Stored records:
—————

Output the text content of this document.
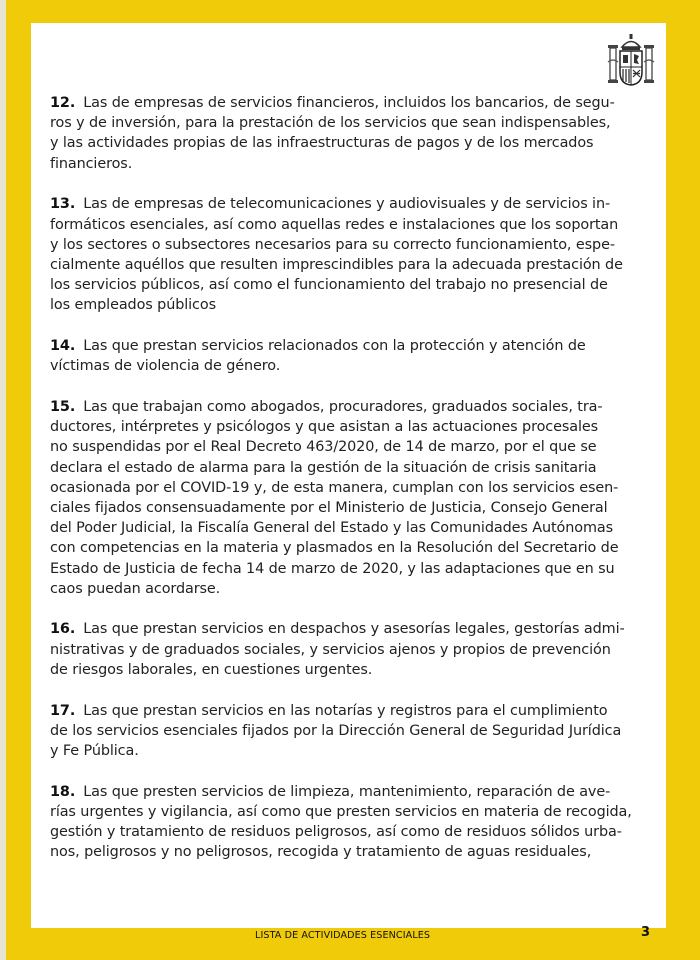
12. Las de empresas de servicios financieros, incluidos los bancarios, de segu-
ros y de inversión, para la prestación de los servicios que sean indispensables,
y las actividades propias de las infraestructuras de pagos y de los mercados
financieros.
13. Las de empresas de telecomunicaciones y audiovisuales y de servicios in-
formáticos esenciales, así como aquellas redes e instalaciones que los soportan
y los sectores o subsectores necesarios para su correcto funcionamiento, espe-
cialmente aquéllos que resulten imprescindibles para la adecuada prestación de
los servicios públicos, así como el funcionamiento del trabajo no presencial de
los empleados públicos
14. Las que prestan servicios relacionados con la protección y atención de
víctimas de violencia de género.
15. Las que trabajan como abogados, procuradores, graduados sociales, tra-
ductores, intérpretes y psicólogos y que asistan a las actuaciones procesales
no suspendidas por el Real Decreto 463/2020, de 14 de marzo, por el que se
declara el estado de alarma para la gestión de la situación de crisis sanitaria
ocasionada por el COVID-19 y, de esta manera, cumplan con los servicios esen-
ciales fijados consensuadamente por el Ministerio de Justicia, Consejo General
del Poder Judicial, la Fiscalía General del Estado y las Comunidades Autónomas
con competencias en la materia y plasmados en la Resolución del Secretario de
Estado de Justicia de fecha 14 de marzo de 2020, y las adaptaciones que en su
caos puedan acordarse.
16. Las que prestan servicios en despachos y asesorías legales, gestorías admi-
nistrativas y de graduados sociales, y servicios ajenos y propios de prevención
de riesgos laborales, en cuestiones urgentes.
17. Las que prestan servicios en las notarías y registros para el cumplimiento
de los servicios esenciales fijados por la Dirección General de Seguridad Jurídica
y Fe Pública.
18. Las que presten servicios de limpieza, mantenimiento, reparación de ave-
rías urgentes y vigilancia, así como que presten servicios en materia de recogida,
gestión y tratamiento de residuos peligrosos, así como de residuos sólidos urba-
nos, peligrosos y no peligrosos, recogida y tratamiento de aguas residuales,
LISTA DE ACTIVIDADES ESENCIALES	3
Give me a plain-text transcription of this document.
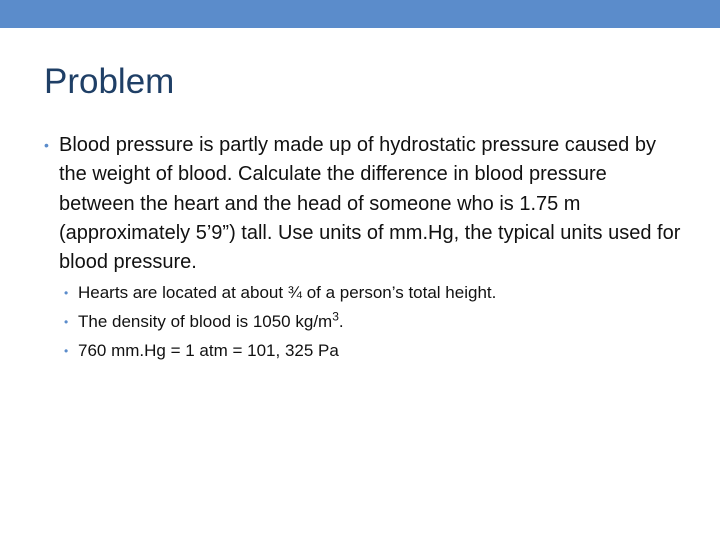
Problem
• Blood pressure is partly made up of hydrostatic pressure caused by the weight of blood. Calculate the difference in blood pressure between the heart and the head of someone who is 1.75 m (approximately 5’9”) tall. Use units of mm.Hg, the typical units used for blood pressure.
• Hearts are located at about ¾ of a person’s total height.
• The density of blood is 1050 $kg/m^3$.
• 760 mm.Hg = 1 atm = 101, 325 Pa
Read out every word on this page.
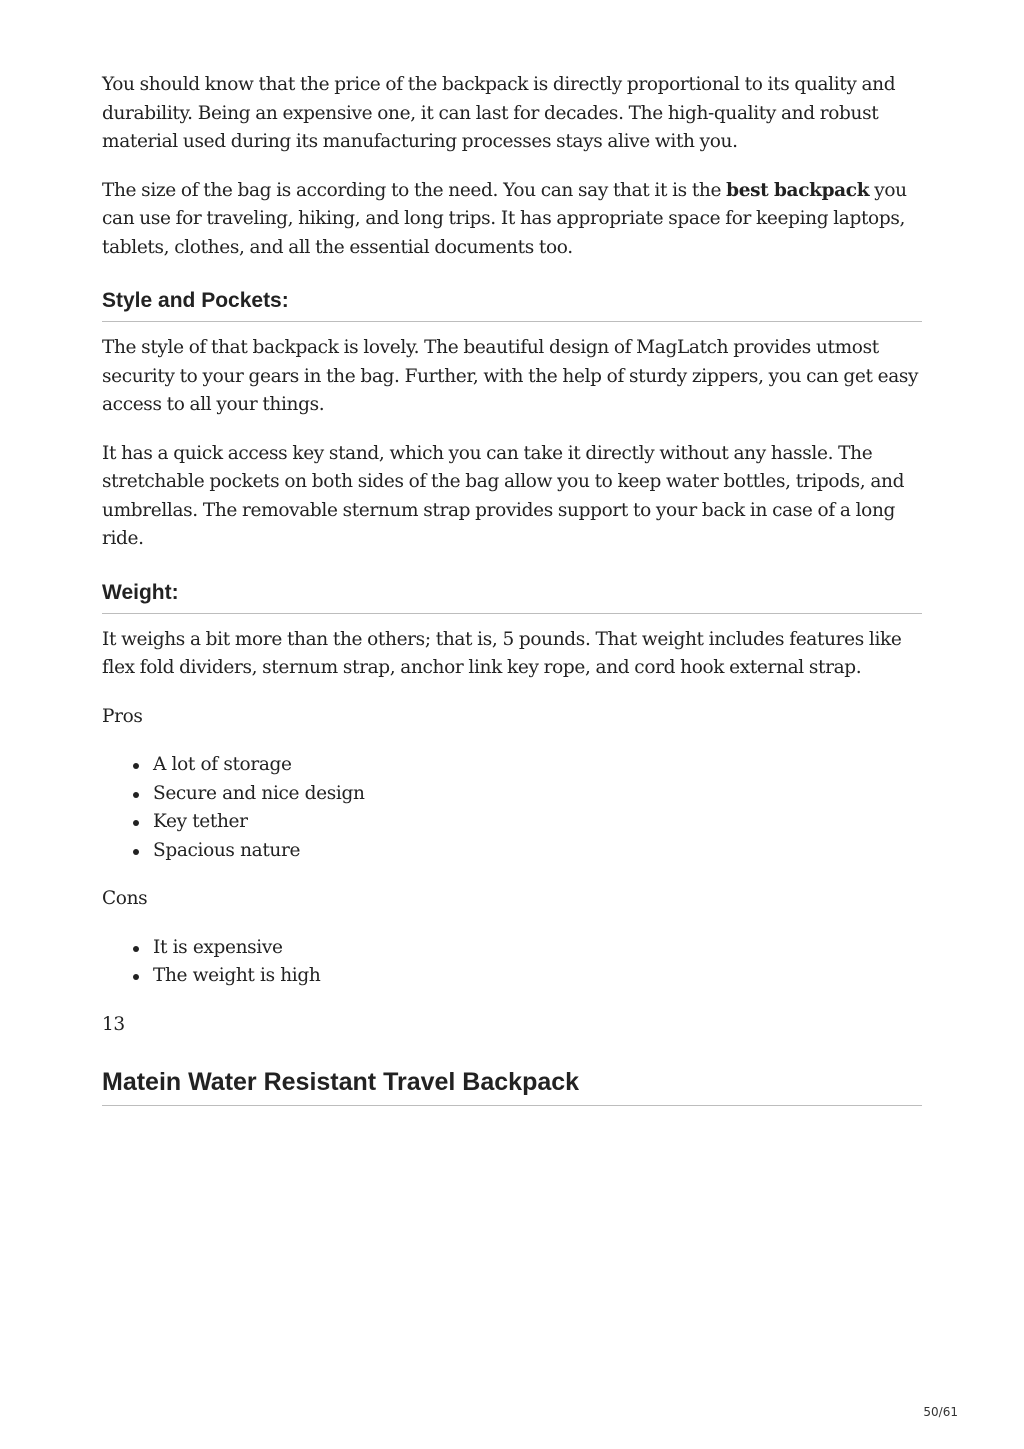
You should know that the price of the backpack is directly proportional to its quality and durability. Being an expensive one, it can last for decades. The high-quality and robust material used during its manufacturing processes stays alive with you.

The size of the bag is according to the need. You can say that it is the best backpack you can use for traveling, hiking, and long trips. It has appropriate space for keeping laptops, tablets, clothes, and all the essential documents too.

Style and Pockets:

The style of that backpack is lovely. The beautiful design of MagLatch provides utmost security to your gears in the bag. Further, with the help of sturdy zippers, you can get easy access to all your things.

It has a quick access key stand, which you can take it directly without any hassle. The stretchable pockets on both sides of the bag allow you to keep water bottles, tripods, and umbrellas. The removable sternum strap provides support to your back in case of a long ride.

Weight:

It weighs a bit more than the others; that is, 5 pounds. That weight includes features like flex fold dividers, sternum strap, anchor link key rope, and cord hook external strap.

Pros

A lot of storage
Secure and nice design
Key tether
Spacious nature

Cons

It is expensive
The weight is high

13

Matein Water Resistant Travel Backpack
50/61
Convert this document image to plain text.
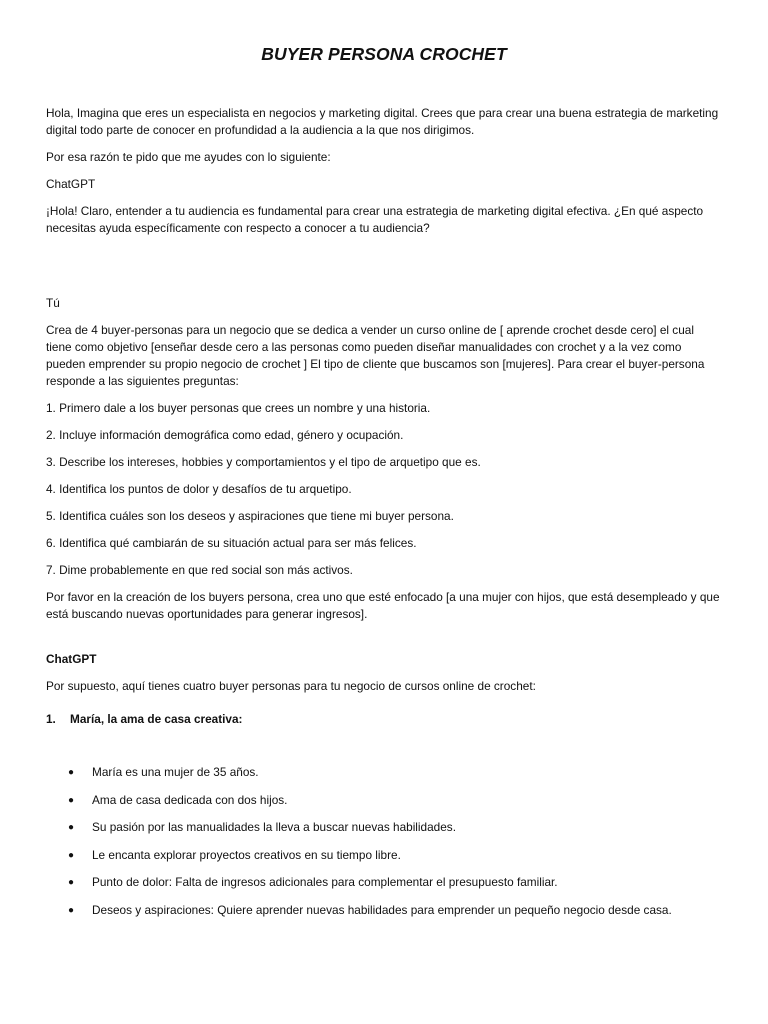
BUYER PERSONA CROCHET

Hola, Imagina que eres un especialista en negocios y marketing digital. Crees que para crear una buena estrategia de marketing digital todo parte de conocer en profundidad a la audiencia a la que nos dirigimos.

Por esa razón te pido que me ayudes con lo siguiente:

ChatGPT

¡Hola! Claro, entender a tu audiencia es fundamental para crear una estrategia de marketing digital efectiva. ¿En qué aspecto necesitas ayuda específicamente con respecto a conocer a tu audiencia?

Tú

Crea de 4 buyer-personas para un negocio que se dedica a vender un curso online de [ aprende crochet desde cero] el cual tiene como objetivo [enseñar desde cero a las personas como pueden diseñar manualidades con crochet y a la vez como pueden emprender su propio negocio de crochet ] El tipo de cliente que buscamos son [mujeres]. Para crear el buyer-persona responde a las siguientes preguntas:

1. Primero dale a los buyer personas que crees un nombre y una historia.

2. Incluye información demográfica como edad, género y ocupación.

3. Describe los intereses, hobbies y comportamientos y el tipo de arquetipo que es.

4. Identifica los puntos de dolor y desafíos de tu arquetipo.

5. Identifica cuáles son los deseos y aspiraciones que tiene mi buyer persona.

6. Identifica qué cambiarán de su situación actual para ser más felices.

7. Dime probablemente en que red social son más activos.

Por favor en la creación de los buyers persona, crea uno que esté enfocado [a una mujer con hijos, que está desempleado y que está buscando nuevas oportunidades para generar ingresos].

ChatGPT

Por supuesto, aquí tienes cuatro buyer personas para tu negocio de cursos online de crochet:

1.	María, la ama de casa creativa:
●	María es una mujer de 35 años.
●	Ama de casa dedicada con dos hijos.
●	Su pasión por las manualidades la lleva a buscar nuevas habilidades.
●	Le encanta explorar proyectos creativos en su tiempo libre.
●	Punto de dolor: Falta de ingresos adicionales para complementar el presupuesto familiar.
●	Deseos y aspiraciones: Quiere aprender nuevas habilidades para emprender un pequeño negocio desde casa.
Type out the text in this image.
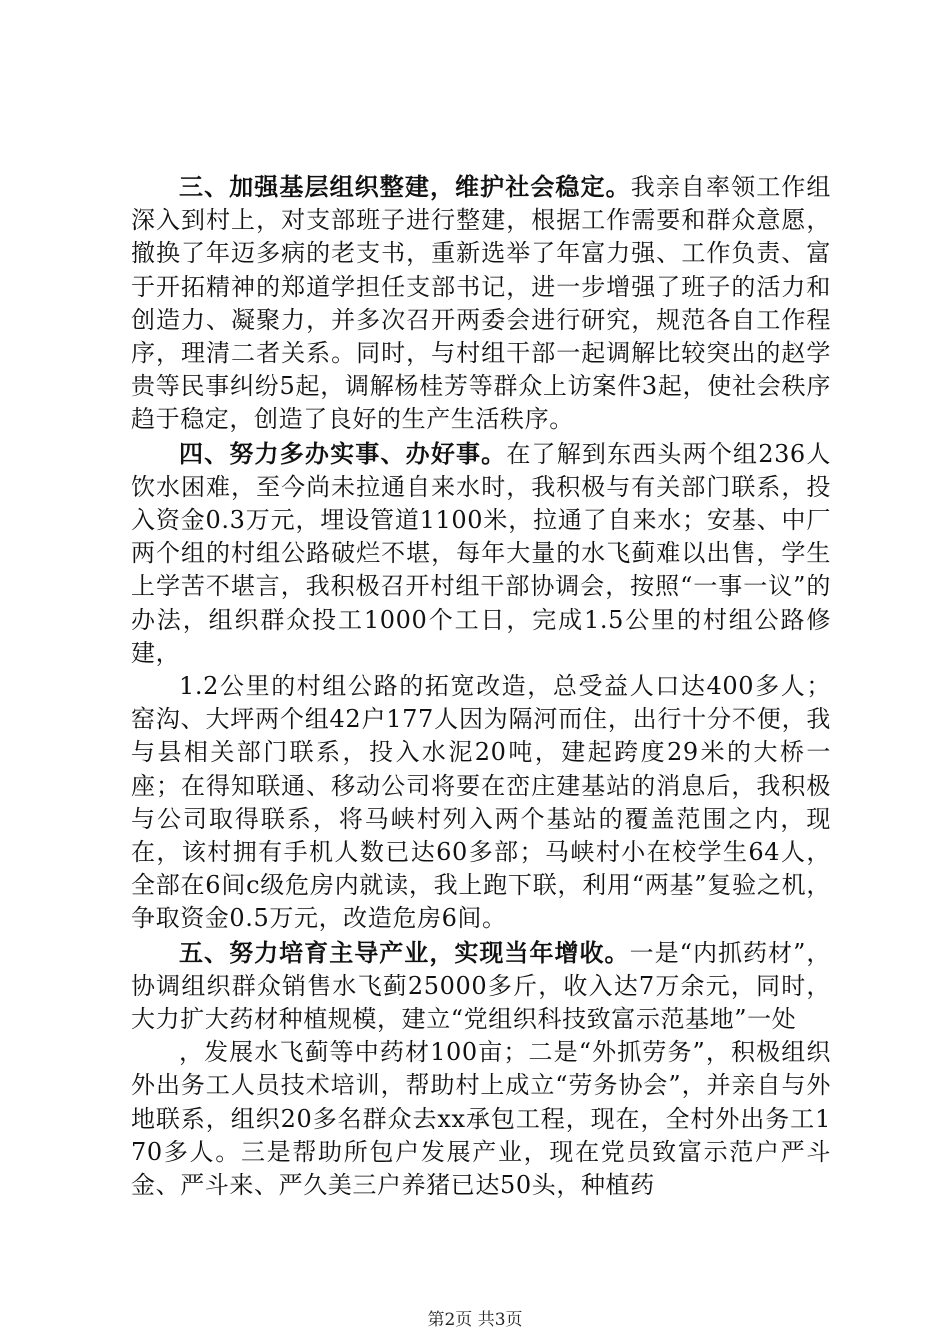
三、加强基层组织整建，维护社会稳定。我亲自率领工作组深入到村上，对支部班子进行整建，根据工作需要和群众意愿，撤换了年迈多病的老支书，重新选举了年富力强、工作负责、富于开拓精神的郑道学担任支部书记，进一步增强了班子的活力和创造力、凝聚力，并多次召开两委会进行研究，规范各自工作程序，理清二者关系。同时，与村组干部一起调解比较突出的赵学贵等民事纠纷5起，调解杨桂芳等群众上访案件3起，使社会秩序趋于稳定，创造了良好的生产生活秩序。

四、努力多办实事、办好事。在了解到东西头两个组236人饮水困难，至今尚未拉通自来水时，我积极与有关部门联系，投入资金0.3万元，埋设管道1100米，拉通了自来水；安基、中厂两个组的村组公路破烂不堪，每年大量的水飞蓟难以出售，学生上学苦不堪言，我积极召开村组干部协调会，按照“一事一议”的办法，组织群众投工1000个工日，完成1.5公里的村组公路修建，

1.2公里的村组公路的拓宽改造，总受益人口达400多人；窑沟、大坪两个组42户177人因为隔河而住，出行十分不便，我与县相关部门联系，投入水泥20吨，建起跨度29米的大桥一座；在得知联通、移动公司将要在峦庄建基站的消息后，我积极与公司取得联系，将马峡村列入两个基站的覆盖范围之内，现在，该村拥有手机人数已达60多部；马峡村小在校学生64人，全部在6间c级危房内就读，我上跑下联，利用“两基”复验之机，争取资金0.5万元，改造危房6间。

五、努力培育主导产业，实现当年增收。一是“内抓药材”，协调组织群众销售水飞蓟25000多斤，收入达7万余元，同时，大力扩大药材种植规模，建立“党组织科技致富示范基地”一处

，发展水飞蓟等中药材100亩；二是“外抓劳务”，积极组织外出务工人员技术培训，帮助村上成立“劳务协会”，并亲自与外地联系，组织20多名群众去xx承包工程，现在，全村外出务工170多人。三是帮助所包户发展产业，现在党员致富示范户严斗金、严斗来、严久美三户养猪已达50头，种植药

第2页 共3页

—————

• Instructions to follow:
Locate all lines that include the word "empresas" and copy them out.

• Result:
12. Las de empresas de servicios financieros, incluidos los bancarios, de segu-
13. Las de empresas de telecomunicaciones y audiovisuales y de servicios in-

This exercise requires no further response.